Bijbehorende gegevens:
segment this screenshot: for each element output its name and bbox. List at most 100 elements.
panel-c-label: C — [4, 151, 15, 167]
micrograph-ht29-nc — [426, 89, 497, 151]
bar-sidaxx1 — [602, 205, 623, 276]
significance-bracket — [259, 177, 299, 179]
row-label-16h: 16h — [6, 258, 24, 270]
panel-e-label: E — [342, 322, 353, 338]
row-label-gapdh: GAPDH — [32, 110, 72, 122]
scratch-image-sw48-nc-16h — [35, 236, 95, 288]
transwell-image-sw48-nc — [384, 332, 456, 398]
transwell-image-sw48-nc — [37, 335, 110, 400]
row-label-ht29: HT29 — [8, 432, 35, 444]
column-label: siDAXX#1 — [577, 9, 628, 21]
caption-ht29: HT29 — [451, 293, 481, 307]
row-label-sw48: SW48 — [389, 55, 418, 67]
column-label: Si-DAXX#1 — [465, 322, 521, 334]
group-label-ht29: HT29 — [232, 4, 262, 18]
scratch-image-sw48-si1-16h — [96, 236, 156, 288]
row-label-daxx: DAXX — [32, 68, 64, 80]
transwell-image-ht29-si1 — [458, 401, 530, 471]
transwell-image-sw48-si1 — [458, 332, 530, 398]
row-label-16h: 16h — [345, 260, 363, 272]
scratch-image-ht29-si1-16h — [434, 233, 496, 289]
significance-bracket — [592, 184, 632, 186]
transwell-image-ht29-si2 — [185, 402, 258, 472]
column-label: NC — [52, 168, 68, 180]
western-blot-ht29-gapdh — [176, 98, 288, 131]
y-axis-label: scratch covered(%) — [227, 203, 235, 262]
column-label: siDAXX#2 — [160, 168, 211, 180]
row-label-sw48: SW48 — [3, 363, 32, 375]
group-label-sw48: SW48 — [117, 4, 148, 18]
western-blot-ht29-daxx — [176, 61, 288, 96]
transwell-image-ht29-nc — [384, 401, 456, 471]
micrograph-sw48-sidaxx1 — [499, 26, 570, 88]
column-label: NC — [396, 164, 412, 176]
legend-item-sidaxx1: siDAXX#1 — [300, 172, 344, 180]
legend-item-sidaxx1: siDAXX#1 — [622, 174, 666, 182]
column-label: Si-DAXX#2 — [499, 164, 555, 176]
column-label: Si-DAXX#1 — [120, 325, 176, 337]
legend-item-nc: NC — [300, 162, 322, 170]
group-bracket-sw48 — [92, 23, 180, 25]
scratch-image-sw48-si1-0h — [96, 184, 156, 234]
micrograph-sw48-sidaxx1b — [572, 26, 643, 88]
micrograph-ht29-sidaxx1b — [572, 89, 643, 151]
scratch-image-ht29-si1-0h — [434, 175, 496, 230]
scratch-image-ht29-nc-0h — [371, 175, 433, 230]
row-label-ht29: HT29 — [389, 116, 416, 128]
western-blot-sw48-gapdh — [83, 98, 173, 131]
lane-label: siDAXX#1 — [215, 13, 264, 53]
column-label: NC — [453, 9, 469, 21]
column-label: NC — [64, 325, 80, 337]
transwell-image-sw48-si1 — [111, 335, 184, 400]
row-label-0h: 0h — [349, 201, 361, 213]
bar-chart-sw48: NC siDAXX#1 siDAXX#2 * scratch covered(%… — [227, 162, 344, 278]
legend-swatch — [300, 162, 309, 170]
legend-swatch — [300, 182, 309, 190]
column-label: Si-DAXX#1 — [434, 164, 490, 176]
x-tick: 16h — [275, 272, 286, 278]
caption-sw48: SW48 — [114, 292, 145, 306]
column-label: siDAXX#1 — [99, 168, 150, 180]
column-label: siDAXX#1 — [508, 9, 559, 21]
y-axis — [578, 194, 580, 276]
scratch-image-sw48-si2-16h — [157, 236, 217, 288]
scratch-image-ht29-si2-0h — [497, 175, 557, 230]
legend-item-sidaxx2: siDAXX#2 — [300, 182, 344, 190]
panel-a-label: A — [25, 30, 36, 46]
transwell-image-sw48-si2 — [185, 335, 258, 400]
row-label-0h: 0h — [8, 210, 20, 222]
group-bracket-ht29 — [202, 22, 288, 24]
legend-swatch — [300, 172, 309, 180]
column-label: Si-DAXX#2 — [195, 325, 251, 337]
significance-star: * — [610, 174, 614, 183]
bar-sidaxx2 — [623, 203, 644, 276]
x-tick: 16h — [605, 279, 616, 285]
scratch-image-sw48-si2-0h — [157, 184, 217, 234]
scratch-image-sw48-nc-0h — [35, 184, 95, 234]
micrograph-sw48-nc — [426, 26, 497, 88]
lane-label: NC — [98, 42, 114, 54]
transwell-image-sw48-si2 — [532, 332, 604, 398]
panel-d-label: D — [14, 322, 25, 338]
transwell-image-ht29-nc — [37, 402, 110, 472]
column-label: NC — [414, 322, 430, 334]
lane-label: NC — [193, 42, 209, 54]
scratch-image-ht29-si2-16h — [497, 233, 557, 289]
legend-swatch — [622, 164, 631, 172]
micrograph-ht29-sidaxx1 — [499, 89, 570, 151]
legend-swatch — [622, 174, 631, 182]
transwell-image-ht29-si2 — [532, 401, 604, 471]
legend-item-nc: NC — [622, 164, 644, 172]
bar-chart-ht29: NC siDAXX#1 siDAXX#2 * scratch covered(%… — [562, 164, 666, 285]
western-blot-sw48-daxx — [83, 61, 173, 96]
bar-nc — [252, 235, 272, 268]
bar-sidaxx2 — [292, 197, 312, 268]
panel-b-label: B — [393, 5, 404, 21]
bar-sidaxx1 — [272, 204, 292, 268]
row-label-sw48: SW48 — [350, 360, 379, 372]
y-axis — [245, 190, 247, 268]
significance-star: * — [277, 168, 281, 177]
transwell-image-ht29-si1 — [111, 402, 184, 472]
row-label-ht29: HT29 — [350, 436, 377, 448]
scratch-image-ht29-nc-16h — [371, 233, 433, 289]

Wat te doen:
Zet alle regels van de gegevens hierboven om in een JSON-lijst van strings, met één string per regel. Laat lege regels weg.

Uitwerking opdracht:
[
  "segment this screenshot: for each element output its name and bbox. List at most 100 elements.",
  "panel-c-label: C — [4, 151, 15, 167]",
  "micrograph-ht29-nc — [426, 89, 497, 151]",
  "bar-sidaxx1 — [602, 205, 623, 276]",
  "significance-bracket — [259, 177, 299, 179]",
  "row-label-16h: 16h — [6, 258, 24, 270]",
  "panel-e-label: E — [342, 322, 353, 338]",
  "row-label-gapdh: GAPDH — [32, 110, 72, 122]",
  "scratch-image-sw48-nc-16h — [35, 236, 95, 288]",
  "transwell-image-sw48-nc — [384, 332, 456, 398]",
  "transwell-image-sw48-nc — [37, 335, 110, 400]",
  "row-label-ht29: HT29 — [8, 432, 35, 444]",
  "column-label: siDAXX#1 — [577, 9, 628, 21]",
  "caption-ht29: HT29 — [451, 293, 481, 307]",
  "row-label-sw48: SW48 — [389, 55, 418, 67]",
  "column-label: Si-DAXX#1 — [465, 322, 521, 334]",
  "group-label-ht29: HT29 — [232, 4, 262, 18]",
  "scratch-image-sw48-si1-16h — [96, 236, 156, 288]",
  "row-label-daxx: DAXX — [32, 68, 64, 80]",
  "transwell-image-ht29-si1 — [458, 401, 530, 471]",
  "transwell-image-sw48-si1 — [458, 332, 530, 398]",
  "row-label-16h: 16h — [345, 260, 363, 272]",
  "scratch-image-ht29-si1-16h — [434, 233, 496, 289]",
  "significance-bracket — [592, 184, 632, 186]",
  "transwell-image-ht29-si2 — [185, 402, 258, 472]",
  "column-label: NC — [52, 168, 68, 180]",
  "western-blot-ht29-gapdh — [176, 98, 288, 131]",
  "y-axis-label: scratch covered(%) — [227, 203, 235, 262]",
  "column-label: siDAXX#2 — [160, 168, 211, 180]",
  "row-label-sw48: SW48 — [3, 363, 32, 375]",
  "group-label-sw48: SW48 — [117, 4, 148, 18]",
  "western-blot-ht29-daxx — [176, 61, 288, 96]",
  "transwell-image-ht29-nc — [384, 401, 456, 471]",
  "micrograph-sw48-sidaxx1 — [499, 26, 570, 88]",
  "column-label: NC — [396, 164, 412, 176]",
  "legend-item-sidaxx1: siDAXX#1 — [300, 172, 344, 180]",
  "legend-item-sidaxx1: siDAXX#1 — [622, 174, 666, 182]",
  "column-label: Si-DAXX#2 — [499, 164, 555, 176]",
  "column-label: Si-DAXX#1 — [120, 325, 176, 337]",
  "legend-item-nc: NC — [300, 162, 322, 170]",
  "group-bracket-sw48 — [92, 23, 180, 25]",
  "scratch-image-sw48-si1-0h — [96, 184, 156, 234]",
  "micrograph-sw48-sidaxx1b — [572, 26, 643, 88]",
  "micrograph-ht29-sidaxx1b — [572, 89, 643, 151]",
  "scratch-image-ht29-si1-0h — [434, 175, 496, 230]",
  "scratch-image-ht29-nc-0h — [371, 175, 433, 230]",
  "row-label-ht29: HT29 — [389, 116, 416, 128]",
  "western-blot-sw48-gapdh — [83, 98, 173, 131]",
  "lane-label: siDAXX#1 — [215, 13, 264, 53]",
  "column-label: NC — [453, 9, 469, 21]",
  "column-label: NC — [64, 325, 80, 337]",
  "transwell-image-sw48-si1 — [111, 335, 184, 400]",
  "row-label-0h: 0h — [349, 201, 361, 213]",
  "bar-chart-sw48: NC siDAXX#1 siDAXX#2 * scratch covered(%… — [227, 162, 344, 278]",
  "legend-swatch — [300, 162, 309, 170]",
  "legend-swatch — [300, 182, 309, 190]",
  "column-label: Si-DAXX#1 — [434, 164, 490, 176]",
  "x-tick: 16h — [275, 272, 286, 278]",
  "caption-sw48: SW48 — [114, 292, 145, 306]",
  "column-label: siDAXX#1 — [99, 168, 150, 180]",
  "column-label: siDAXX#1 — [508, 9, 559, 21]",
  "y-axis — [578, 194, 580, 276]",
  "scratch-image-sw48-si2-16h — [157, 236, 217, 288]",
  "scratch-image-ht29-si2-0h — [497, 175, 557, 230]",
  "legend-item-sidaxx2: siDAXX#2 — [300, 182, 344, 190]",
  "panel-a-label: A — [25, 30, 36, 46]",
  "transwell-image-sw48-si2 — [185, 335, 258, 400]",
  "row-label-0h: 0h — [8, 210, 20, 222]",
  "group-bracket-ht29 — [202, 22, 288, 24]",
  "legend-swatch — [300, 172, 309, 180]",
  "column-label: Si-DAXX#2 — [195, 325, 251, 337]",
  "significance-star: * — [610, 174, 614, 183]",
  "bar-sidaxx2 — [623, 203, 644, 276]",
  "x-tick: 16h — [605, 279, 616, 285]",
  "scratch-image-sw48-si2-0h — [157, 184, 217, 234]",
  "scratch-image-sw48-nc-0h — [35, 184, 95, 234]",
  "micrograph-sw48-nc — [426, 26, 497, 88]",
  "lane-label: NC — [98, 42, 114, 54]",
  "transwell-image-sw48-si2 — [532, 332, 604, 398]",
  "panel-d-label: D — [14, 322, 25, 338]",
  "transwell-image-ht29-nc — [37, 402, 110, 472]",
  "column-label: NC — [414, 322, 430, 334]",
  "lane-label: NC — [193, 42, 209, 54]",
  "scratch-image-ht29-si2-16h — [497, 233, 557, 289]",
  "legend-swatch — [622, 164, 631, 172]",
  "micrograph-ht29-sidaxx1 — [499, 89, 570, 151]",
  "legend-swatch — [622, 174, 631, 182]",
  "transwell-image-ht29-si2 — [532, 401, 604, 471]",
  "legend-item-nc: NC — [622, 164, 644, 172]",
  "bar-chart-ht29: NC siDAXX#1 siDAXX#2 * scratch covered(%… — [562, 164, 666, 285]",
  "western-blot-sw48-daxx — [83, 61, 173, 96]",
  "bar-nc — [252, 235, 272, 268]",
  "bar-sidaxx2 — [292, 197, 312, 268]",
  "panel-b-label: B — [393, 5, 404, 21]",
  "bar-sidaxx1 — [272, 204, 292, 268]",
  "row-label-sw48: SW48 — [350, 360, 379, 372]",
  "y-axis — [245, 190, 247, 268]",
  "significance-star: * — [277, 168, 281, 177]",
  "transwell-image-ht29-si1 — [111, 402, 184, 472]",
  "row-label-ht29: HT29 — [350, 436, 377, 448]",
  "scratch-image-ht29-nc-16h — [371, 233, 433, 289]"
]